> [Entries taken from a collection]

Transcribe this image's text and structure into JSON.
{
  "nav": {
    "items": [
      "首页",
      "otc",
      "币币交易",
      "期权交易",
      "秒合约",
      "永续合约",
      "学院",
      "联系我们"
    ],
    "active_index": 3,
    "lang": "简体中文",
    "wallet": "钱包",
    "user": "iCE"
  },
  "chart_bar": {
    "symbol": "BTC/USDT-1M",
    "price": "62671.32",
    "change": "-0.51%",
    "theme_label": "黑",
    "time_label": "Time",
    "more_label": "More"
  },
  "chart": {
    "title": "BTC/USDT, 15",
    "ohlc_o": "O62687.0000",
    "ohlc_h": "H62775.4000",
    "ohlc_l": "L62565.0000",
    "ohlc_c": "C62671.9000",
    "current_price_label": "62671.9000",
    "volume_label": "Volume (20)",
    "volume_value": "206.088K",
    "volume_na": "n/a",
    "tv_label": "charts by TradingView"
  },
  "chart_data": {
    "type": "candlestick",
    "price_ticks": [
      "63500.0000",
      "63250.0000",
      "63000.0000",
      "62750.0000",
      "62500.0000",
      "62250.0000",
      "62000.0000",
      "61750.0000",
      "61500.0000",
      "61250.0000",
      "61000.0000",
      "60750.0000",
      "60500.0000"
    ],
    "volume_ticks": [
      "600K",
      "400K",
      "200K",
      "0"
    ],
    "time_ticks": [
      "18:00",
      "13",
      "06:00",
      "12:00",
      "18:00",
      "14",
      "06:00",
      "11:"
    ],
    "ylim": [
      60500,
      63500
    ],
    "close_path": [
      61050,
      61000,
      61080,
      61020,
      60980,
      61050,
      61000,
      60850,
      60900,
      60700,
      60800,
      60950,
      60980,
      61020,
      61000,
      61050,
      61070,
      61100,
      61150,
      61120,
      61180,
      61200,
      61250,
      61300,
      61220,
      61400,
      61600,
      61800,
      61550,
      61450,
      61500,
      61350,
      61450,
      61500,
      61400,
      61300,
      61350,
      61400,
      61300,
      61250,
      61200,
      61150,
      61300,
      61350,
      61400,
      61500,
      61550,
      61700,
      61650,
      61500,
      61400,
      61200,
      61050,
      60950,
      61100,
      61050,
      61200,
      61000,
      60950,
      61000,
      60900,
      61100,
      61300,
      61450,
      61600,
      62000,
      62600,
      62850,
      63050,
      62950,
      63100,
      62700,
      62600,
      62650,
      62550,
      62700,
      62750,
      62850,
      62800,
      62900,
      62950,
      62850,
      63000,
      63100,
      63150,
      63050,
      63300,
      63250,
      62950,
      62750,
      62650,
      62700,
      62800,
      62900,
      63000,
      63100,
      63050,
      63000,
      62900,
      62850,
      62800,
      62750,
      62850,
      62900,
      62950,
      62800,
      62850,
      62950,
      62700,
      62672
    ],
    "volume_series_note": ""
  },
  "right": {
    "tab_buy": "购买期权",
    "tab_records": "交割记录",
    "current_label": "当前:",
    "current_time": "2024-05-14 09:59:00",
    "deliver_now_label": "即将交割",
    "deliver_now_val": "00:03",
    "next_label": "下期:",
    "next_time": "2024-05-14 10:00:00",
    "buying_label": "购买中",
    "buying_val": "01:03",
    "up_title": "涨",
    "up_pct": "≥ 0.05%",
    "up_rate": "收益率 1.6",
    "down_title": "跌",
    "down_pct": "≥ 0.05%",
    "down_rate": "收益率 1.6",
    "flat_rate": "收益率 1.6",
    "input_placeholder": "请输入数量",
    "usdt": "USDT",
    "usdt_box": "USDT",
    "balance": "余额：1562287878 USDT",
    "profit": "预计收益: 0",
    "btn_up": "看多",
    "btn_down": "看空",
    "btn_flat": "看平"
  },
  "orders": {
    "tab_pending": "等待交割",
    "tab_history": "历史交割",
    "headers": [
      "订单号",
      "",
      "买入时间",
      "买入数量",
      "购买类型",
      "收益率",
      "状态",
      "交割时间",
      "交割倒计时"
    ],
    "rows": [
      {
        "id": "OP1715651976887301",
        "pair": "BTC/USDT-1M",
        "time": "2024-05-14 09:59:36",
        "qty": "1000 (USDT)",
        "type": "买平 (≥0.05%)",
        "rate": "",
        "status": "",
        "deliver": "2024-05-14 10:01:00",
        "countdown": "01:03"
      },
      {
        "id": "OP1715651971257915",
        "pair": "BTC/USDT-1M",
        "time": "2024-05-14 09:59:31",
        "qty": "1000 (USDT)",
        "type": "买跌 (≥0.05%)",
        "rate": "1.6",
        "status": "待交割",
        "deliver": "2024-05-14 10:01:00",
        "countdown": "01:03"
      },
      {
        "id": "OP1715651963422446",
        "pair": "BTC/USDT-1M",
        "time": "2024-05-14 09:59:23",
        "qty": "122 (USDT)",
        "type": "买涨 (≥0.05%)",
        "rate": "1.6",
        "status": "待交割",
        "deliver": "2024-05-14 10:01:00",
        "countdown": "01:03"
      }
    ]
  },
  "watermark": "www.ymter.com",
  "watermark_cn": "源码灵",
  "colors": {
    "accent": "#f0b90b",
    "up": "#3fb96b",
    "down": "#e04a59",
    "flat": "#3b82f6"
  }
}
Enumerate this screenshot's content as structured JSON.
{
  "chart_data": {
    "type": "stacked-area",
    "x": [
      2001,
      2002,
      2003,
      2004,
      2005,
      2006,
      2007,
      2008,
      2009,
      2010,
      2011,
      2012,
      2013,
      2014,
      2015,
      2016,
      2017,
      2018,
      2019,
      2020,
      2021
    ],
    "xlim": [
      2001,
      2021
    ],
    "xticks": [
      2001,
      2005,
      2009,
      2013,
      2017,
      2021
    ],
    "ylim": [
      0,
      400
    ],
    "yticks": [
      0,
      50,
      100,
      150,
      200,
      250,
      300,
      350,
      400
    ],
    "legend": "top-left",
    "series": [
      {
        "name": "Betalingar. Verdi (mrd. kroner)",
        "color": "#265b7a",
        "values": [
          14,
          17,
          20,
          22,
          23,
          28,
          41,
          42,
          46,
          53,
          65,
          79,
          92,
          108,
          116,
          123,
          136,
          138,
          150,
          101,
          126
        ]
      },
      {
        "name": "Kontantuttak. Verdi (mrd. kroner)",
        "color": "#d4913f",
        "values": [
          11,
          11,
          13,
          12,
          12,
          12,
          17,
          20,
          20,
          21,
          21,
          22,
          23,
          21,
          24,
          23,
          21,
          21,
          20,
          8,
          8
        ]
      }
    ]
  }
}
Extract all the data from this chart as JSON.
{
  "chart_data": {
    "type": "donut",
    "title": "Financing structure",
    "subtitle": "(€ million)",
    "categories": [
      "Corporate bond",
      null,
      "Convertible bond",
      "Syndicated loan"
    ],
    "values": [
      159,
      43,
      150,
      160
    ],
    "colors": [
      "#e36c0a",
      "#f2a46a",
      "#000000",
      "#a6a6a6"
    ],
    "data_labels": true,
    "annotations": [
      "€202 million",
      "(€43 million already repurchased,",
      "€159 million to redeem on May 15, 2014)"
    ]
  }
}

> [Written problem] From the data above, extract every line in its exact form.

> [Exercise solution]
Transcribe this image's text and structure into JSON.
{
  "nav": {
    "items": [
      "首页",
      "otc",
      "币币交易",
      "期权交易",
      "秒合约",
      "永续合约",
      "学院",
      "联系我们"
    ],
    "active_index": 3,
    "lang": "简体中文",
    "wallet": "钱包",
    "user": "iCE"
  },
  "chart_bar": {
    "symbol": "BTC/USDT-1M",
    "price": "62671.32",
    "change": "-0.51%",
    "theme_label": "黑",
    "time_label": "Time",
    "more_label": "More"
  },
  "chart": {
    "title": "BTC/USDT, 15",
    "ohlc_o": "O62687.0000",
    "ohlc_h": "H62775.4000",
    "ohlc_l": "L62565.0000",
    "ohlc_c": "C62671.9000",
    "current_price_label": "62671.9000",
    "volume_label": "Volume (20)",
    "volume_value": "206.088K",
    "volume_na": "n/a",
    "tv_label": "charts by TradingView"
  },
  "chart_data": {
    "type": "candlestick",
    "price_ticks": [
      "63500.0000",
      "63250.0000",
      "63000.0000",
      "62750.0000",
      "62500.0000",
      "62250.0000",
      "62000.0000",
      "61750.0000",
      "61500.0000",
      "61250.0000",
      "61000.0000",
      "60750.0000",
      "60500.0000"
    ],
    "volume_ticks": [
      "600K",
      "400K",
      "200K",
      "0"
    ],
    "time_ticks": [
      "18:00",
      "13",
      "06:00",
      "12:00",
      "18:00",
      "14",
      "06:00",
      "11:"
    ],
    "ylim": [
      60500,
      63500
    ],
    "close_path": [
      61050,
      61000,
      61080,
      61020,
      60980,
      61050,
      61000,
      60850,
      60900,
      60700,
      60800,
      60950,
      60980,
      61020,
      61000,
      61050,
      61070,
      61100,
      61150,
      61120,
      61180,
      61200,
      61250,
      61300,
      61220,
      61400,
      61600,
      61800,
      61550,
      61450,
      61500,
      61350,
      61450,
      61500,
      61400,
      61300,
      61350,
      61400,
      61300,
      61250,
      61200,
      61150,
      61300,
      61350,
      61400,
      61500,
      61550,
      61700,
      61650,
      61500,
      61400,
      61200,
      61050,
      60950,
      61100,
      61050,
      61200,
      61000,
      60950,
      61000,
      60900,
      61100,
      61300,
      61450,
      61600,
      62000,
      62600,
      62850,
      63050,
      62950,
      63100,
      62700,
      62600,
      62650,
      62550,
      62700,
      62750,
      62850,
      62800,
      62900,
      62950,
      62850,
      63000,
      63100,
      63150,
      63050,
      63300,
      63250,
      62950,
      62750,
      62650,
      62700,
      62800,
      62900,
      63000,
      63100,
      63050,
      63000,
      62900,
      62850,
      62800,
      62750,
      62850,
      62900,
      62950,
      62800,
      62850,
      62950,
      62700,
      62672
    ],
    "volume_series_note": ""
  },
  "right": {
    "tab_buy": "购买期权",
    "tab_records": "交割记录",
    "current_label": "当前:",
    "current_time": "2024-05-14 09:59:00",
    "deliver_now_label": "即将交割",
    "deliver_now_val": "00:03",
    "next_label": "下期:",
    "next_time": "2024-05-14 10:00:00",
    "buying_label": "购买中",
    "buying_val": "01:03",
    "up_title": "涨",
    "up_pct": "≥ 0.05%",
    "up_rate": "收益率 1.6",
    "down_title": "跌",
    "down_pct": "≥ 0.05%",
    "down_rate": "收益率 1.6",
    "flat_rate": "收益率 1.6",
    "input_placeholder": "请输入数量",
    "usdt": "USDT",
    "usdt_box": "USDT",
    "balance": "余额：1562287878 USDT",
    "profit": "预计收益: 0",
    "btn_up": "看多",
    "btn_down": "看空",
    "btn_flat": "看平"
  },
  "orders": {
    "tab_pending": "等待交割",
    "tab_history": "历史交割",
    "headers": [
      "订单号",
      "",
      "买入时间",
      "买入数量",
      "购买类型",
      "收益率",
      "状态",
      "交割时间",
      "交割倒计时"
    ],
    "rows": [
      {
        "id": "OP1715651976887301",
        "pair": "BTC/USDT-1M",
        "time": "2024-05-14 09:59:36",
        "qty": "1000 (USDT)",
        "type": "买平 (≥0.05%)",
        "rate": "",
        "status": "",
        "deliver": "2024-05-14 10:01:00",
        "countdown": "01:03"
      },
      {
        "id": "OP1715651971257915",
        "pair": "BTC/USDT-1M",
        "time": "2024-05-14 09:59:31",
        "qty": "1000 (USDT)",
        "type": "买跌 (≥0.05%)",
        "rate": "1.6",
        "status": "待交割",
        "deliver": "2024-05-14 10:01:00",
        "countdown": "01:03"
      },
      {
        "id": "OP1715651963422446",
        "pair": "BTC/USDT-1M",
        "time": "2024-05-14 09:59:23",
        "qty": "122 (USDT)",
        "type": "买涨 (≥0.05%)",
        "rate": "1.6",
        "status": "待交割",
        "deliver": "2024-05-14 10:01:00",
        "countdown": "01:03"
      }
    ]
  },
  "watermark": "www.ymter.com",
  "watermark_cn": "源码灵",
  "colors": {
    "accent": "#f0b90b",
    "up": "#3fb96b",
    "down": "#e04a59",
    "flat": "#3b82f6"
  }
}
Enumerate this screenshot's content as structured JSON.
{
  "chart_data": {
    "type": "stacked-area",
    "x": [
      2001,
      2002,
      2003,
      2004,
      2005,
      2006,
      2007,
      2008,
      2009,
      2010,
      2011,
      2012,
      2013,
      2014,
      2015,
      2016,
      2017,
      2018,
      2019,
      2020,
      2021
    ],
    "xlim": [
      2001,
      2021
    ],
    "xticks": [
      2001,
      2005,
      2009,
      2013,
      2017,
      2021
    ],
    "ylim": [
      0,
      400
    ],
    "yticks": [
      0,
      50,
      100,
      150,
      200,
      250,
      300,
      350,
      400
    ],
    "legend": "top-left",
    "series": [
      {
        "name": "Betalingar. Verdi (mrd. kroner)",
        "color": "#265b7a",
        "values": [
          14,
          17,
          20,
          22,
          23,
          28,
          41,
          42,
          46,
          53,
          65,
          79,
          92,
          108,
          116,
          123,
          136,
          138,
          150,
          101,
          126
        ]
      },
      {
        "name": "Kontantuttak. Verdi (mrd. kroner)",
        "color": "#d4913f",
        "values": [
          11,
          11,
          13,
          12,
          12,
          12,
          17,
          20,
          20,
          21,
          21,
          22,
          23,
          21,
          24,
          23,
          21,
          21,
          20,
          8,
          8
        ]
      }
    ]
  }
}
Extract all the data from this chart as JSON.
{
  "chart_data": {
    "type": "donut",
    "title": "Financing structure",
    "subtitle": "(€ million)",
    "categories": [
      "Corporate bond",
      null,
      "Convertible bond",
      "Syndicated loan"
    ],
    "values": [
      159,
      43,
      150,
      160
    ],
    "colors": [
      "#e36c0a",
      "#f2a46a",
      "#000000",
      "#a6a6a6"
    ],
    "data_labels": true,
    "annotations": [
      "€202 million",
      "(€43 million already repurchased,",
      "€159 million to redeem on May 15, 2014)"
    ]
  }
}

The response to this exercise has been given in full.